(Dataset records)
● ● ● ● ●

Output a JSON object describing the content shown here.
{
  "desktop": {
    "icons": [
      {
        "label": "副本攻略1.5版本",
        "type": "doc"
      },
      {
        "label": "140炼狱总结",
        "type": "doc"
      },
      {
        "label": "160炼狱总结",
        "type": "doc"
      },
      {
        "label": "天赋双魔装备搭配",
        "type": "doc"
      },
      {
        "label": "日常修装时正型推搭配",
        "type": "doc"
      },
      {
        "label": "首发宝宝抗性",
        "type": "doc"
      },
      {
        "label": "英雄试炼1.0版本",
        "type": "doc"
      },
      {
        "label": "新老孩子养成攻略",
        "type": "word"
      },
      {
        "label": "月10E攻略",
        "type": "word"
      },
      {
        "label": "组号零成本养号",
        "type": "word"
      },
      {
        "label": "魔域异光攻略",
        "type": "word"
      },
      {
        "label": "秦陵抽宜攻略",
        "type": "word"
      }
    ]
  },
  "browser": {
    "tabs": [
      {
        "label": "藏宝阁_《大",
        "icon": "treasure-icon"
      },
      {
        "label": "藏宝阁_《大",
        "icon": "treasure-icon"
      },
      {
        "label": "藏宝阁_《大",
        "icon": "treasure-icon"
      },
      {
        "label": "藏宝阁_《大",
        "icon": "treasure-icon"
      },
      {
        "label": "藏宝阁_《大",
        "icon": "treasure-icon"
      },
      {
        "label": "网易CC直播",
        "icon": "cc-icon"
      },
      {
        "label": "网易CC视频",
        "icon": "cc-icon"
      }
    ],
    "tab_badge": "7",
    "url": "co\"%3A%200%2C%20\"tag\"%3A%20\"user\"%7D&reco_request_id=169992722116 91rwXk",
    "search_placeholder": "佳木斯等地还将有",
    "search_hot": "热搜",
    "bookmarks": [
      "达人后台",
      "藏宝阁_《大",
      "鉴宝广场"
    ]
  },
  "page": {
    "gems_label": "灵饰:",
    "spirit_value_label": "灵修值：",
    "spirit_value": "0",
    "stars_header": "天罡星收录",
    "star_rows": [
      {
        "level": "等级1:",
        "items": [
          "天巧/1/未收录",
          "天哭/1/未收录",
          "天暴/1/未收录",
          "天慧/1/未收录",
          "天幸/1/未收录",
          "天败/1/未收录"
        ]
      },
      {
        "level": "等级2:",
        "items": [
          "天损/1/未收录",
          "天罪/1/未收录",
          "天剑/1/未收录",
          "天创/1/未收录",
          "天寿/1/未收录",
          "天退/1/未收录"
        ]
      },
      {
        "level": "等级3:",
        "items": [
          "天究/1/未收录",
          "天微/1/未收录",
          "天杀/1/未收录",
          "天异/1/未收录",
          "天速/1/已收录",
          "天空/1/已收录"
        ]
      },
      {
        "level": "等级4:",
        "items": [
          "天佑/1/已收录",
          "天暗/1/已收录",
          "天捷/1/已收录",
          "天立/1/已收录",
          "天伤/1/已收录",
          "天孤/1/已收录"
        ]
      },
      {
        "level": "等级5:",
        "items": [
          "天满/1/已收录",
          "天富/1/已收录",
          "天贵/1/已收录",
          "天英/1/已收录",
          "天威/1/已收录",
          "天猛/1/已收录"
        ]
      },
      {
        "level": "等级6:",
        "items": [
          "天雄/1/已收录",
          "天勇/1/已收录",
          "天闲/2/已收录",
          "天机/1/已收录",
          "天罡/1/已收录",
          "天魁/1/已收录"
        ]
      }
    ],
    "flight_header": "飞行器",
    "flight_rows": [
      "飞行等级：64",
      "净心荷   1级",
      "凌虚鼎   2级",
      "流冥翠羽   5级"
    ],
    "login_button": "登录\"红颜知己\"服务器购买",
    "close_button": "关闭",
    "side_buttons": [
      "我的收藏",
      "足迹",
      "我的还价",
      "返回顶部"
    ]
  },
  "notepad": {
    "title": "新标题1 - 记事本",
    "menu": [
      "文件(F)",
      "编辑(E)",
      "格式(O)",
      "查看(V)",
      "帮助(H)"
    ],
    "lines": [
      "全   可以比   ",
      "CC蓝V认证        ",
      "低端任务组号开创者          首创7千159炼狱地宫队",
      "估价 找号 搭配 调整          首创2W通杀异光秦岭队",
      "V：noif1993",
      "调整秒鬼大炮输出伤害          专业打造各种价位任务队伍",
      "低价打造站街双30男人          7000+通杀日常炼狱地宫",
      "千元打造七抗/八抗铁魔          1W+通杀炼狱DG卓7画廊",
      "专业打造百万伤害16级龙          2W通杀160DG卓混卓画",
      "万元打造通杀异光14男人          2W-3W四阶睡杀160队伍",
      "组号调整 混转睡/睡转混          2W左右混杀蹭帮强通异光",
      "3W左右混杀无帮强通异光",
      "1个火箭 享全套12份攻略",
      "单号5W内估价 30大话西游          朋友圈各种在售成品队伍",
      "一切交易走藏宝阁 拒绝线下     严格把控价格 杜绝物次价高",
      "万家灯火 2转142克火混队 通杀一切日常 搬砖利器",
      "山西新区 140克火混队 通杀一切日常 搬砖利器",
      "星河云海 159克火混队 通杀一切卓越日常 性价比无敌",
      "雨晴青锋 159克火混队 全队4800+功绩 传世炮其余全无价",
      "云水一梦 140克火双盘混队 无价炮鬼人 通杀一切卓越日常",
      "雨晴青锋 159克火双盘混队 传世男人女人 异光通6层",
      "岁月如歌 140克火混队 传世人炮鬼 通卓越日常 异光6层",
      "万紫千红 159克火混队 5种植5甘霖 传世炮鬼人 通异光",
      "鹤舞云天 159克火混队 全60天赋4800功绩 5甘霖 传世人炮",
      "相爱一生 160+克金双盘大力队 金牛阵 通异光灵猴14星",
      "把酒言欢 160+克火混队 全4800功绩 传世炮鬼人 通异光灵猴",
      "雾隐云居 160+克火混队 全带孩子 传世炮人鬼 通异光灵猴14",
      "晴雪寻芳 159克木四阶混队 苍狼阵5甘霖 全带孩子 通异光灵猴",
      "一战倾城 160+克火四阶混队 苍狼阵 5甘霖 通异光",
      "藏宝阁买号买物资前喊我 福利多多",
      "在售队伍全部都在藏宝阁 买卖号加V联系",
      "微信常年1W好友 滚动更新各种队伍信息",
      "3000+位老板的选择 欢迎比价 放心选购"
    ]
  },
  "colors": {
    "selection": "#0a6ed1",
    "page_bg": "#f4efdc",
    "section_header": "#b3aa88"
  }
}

● ● ● ● ●

_What is required:_
Pick out each line above that includes "搬砖利器" and show it.

_The reply:_
      "万家灯火 2转142克火混队 通杀一切日常 搬砖利器",
      "山西新区 140克火混队 通杀一切日常 搬砖利器",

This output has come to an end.